# JOB
Return each line holding the string "JSON".

# AVAILABLE RECORDS
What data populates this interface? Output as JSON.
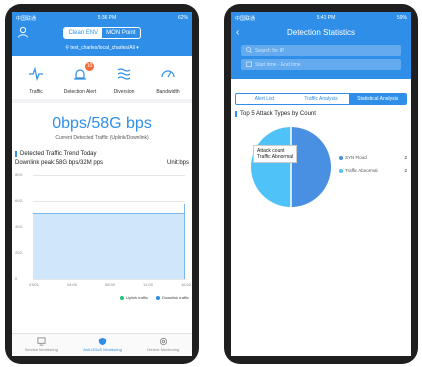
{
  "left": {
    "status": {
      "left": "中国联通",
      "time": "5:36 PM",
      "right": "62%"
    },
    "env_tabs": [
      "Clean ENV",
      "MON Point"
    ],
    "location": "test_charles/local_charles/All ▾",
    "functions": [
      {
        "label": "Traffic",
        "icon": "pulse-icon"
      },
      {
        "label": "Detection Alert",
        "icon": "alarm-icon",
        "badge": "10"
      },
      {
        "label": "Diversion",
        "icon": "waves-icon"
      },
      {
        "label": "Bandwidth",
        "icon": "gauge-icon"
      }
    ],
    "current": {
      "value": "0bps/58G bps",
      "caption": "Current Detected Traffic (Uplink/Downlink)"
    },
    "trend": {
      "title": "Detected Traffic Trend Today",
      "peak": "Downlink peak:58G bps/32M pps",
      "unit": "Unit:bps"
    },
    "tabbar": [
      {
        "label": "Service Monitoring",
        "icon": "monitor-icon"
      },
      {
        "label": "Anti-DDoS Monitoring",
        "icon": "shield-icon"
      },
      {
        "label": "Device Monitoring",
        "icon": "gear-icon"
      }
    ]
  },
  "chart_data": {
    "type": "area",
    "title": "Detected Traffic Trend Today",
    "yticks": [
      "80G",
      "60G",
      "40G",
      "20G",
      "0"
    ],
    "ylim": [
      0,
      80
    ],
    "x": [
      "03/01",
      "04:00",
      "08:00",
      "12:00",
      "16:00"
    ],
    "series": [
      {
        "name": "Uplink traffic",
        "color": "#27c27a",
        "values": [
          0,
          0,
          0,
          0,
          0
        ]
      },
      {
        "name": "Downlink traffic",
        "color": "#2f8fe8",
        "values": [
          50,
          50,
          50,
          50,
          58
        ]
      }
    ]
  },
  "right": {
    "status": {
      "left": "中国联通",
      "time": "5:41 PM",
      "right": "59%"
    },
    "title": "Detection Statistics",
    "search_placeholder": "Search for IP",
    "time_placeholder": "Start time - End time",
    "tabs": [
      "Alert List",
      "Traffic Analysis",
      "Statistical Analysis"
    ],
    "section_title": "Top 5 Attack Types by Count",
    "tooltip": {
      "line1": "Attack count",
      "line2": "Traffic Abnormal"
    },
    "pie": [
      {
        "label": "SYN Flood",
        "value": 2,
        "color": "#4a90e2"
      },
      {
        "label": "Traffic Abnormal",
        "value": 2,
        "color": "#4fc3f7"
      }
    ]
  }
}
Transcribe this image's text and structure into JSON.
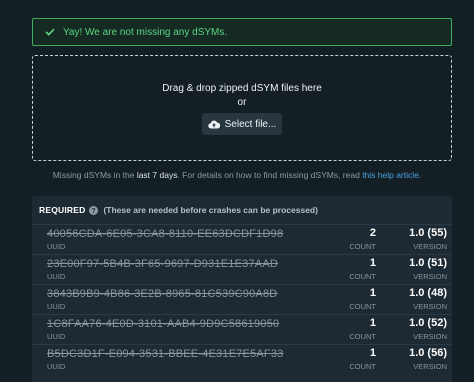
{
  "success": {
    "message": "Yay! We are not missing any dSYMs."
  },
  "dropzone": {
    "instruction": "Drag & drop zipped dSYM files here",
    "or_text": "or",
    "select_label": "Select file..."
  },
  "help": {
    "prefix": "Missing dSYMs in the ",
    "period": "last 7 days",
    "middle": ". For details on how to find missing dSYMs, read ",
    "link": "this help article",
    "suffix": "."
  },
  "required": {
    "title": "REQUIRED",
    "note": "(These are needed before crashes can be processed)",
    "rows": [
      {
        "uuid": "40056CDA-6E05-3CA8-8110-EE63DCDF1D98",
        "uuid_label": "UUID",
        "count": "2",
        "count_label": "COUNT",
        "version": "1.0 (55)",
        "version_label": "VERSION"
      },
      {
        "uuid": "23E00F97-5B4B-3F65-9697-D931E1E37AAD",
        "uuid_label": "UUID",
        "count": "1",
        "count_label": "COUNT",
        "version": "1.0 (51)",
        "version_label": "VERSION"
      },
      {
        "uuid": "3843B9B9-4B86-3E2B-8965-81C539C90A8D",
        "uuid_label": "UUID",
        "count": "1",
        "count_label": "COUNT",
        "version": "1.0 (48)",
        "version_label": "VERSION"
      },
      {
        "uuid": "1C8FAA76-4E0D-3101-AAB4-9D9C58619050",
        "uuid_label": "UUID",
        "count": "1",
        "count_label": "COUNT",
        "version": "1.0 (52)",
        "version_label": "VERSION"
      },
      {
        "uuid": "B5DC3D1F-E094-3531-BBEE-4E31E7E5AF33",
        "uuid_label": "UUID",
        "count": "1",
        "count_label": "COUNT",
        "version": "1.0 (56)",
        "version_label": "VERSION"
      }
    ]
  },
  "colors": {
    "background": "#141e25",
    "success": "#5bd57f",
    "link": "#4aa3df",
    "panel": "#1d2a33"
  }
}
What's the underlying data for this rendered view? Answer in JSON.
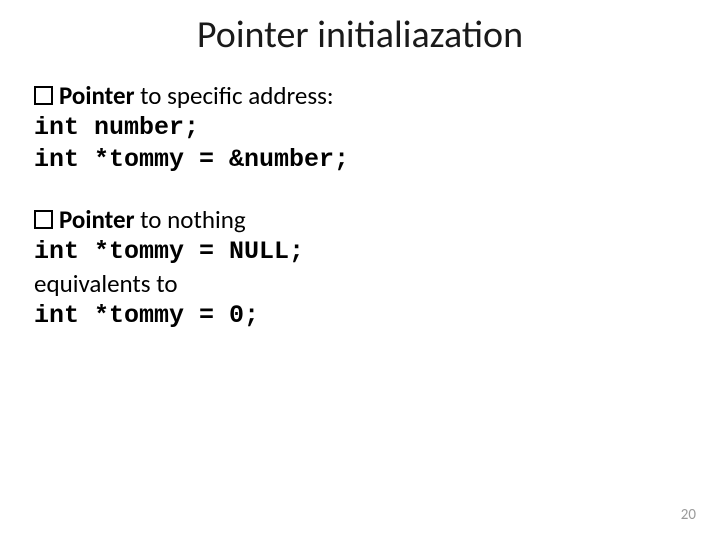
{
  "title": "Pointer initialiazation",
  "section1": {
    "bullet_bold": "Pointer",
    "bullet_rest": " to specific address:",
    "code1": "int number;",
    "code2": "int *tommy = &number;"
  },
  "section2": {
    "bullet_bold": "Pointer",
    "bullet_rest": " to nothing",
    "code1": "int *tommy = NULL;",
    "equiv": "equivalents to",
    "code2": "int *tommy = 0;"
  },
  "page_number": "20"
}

# ANSWER BELOW
What data populates this interface? Output as JSON.
Transcribe this image's text and structure into JSON.
What's the underlying data for this rendered view? Answer in JSON.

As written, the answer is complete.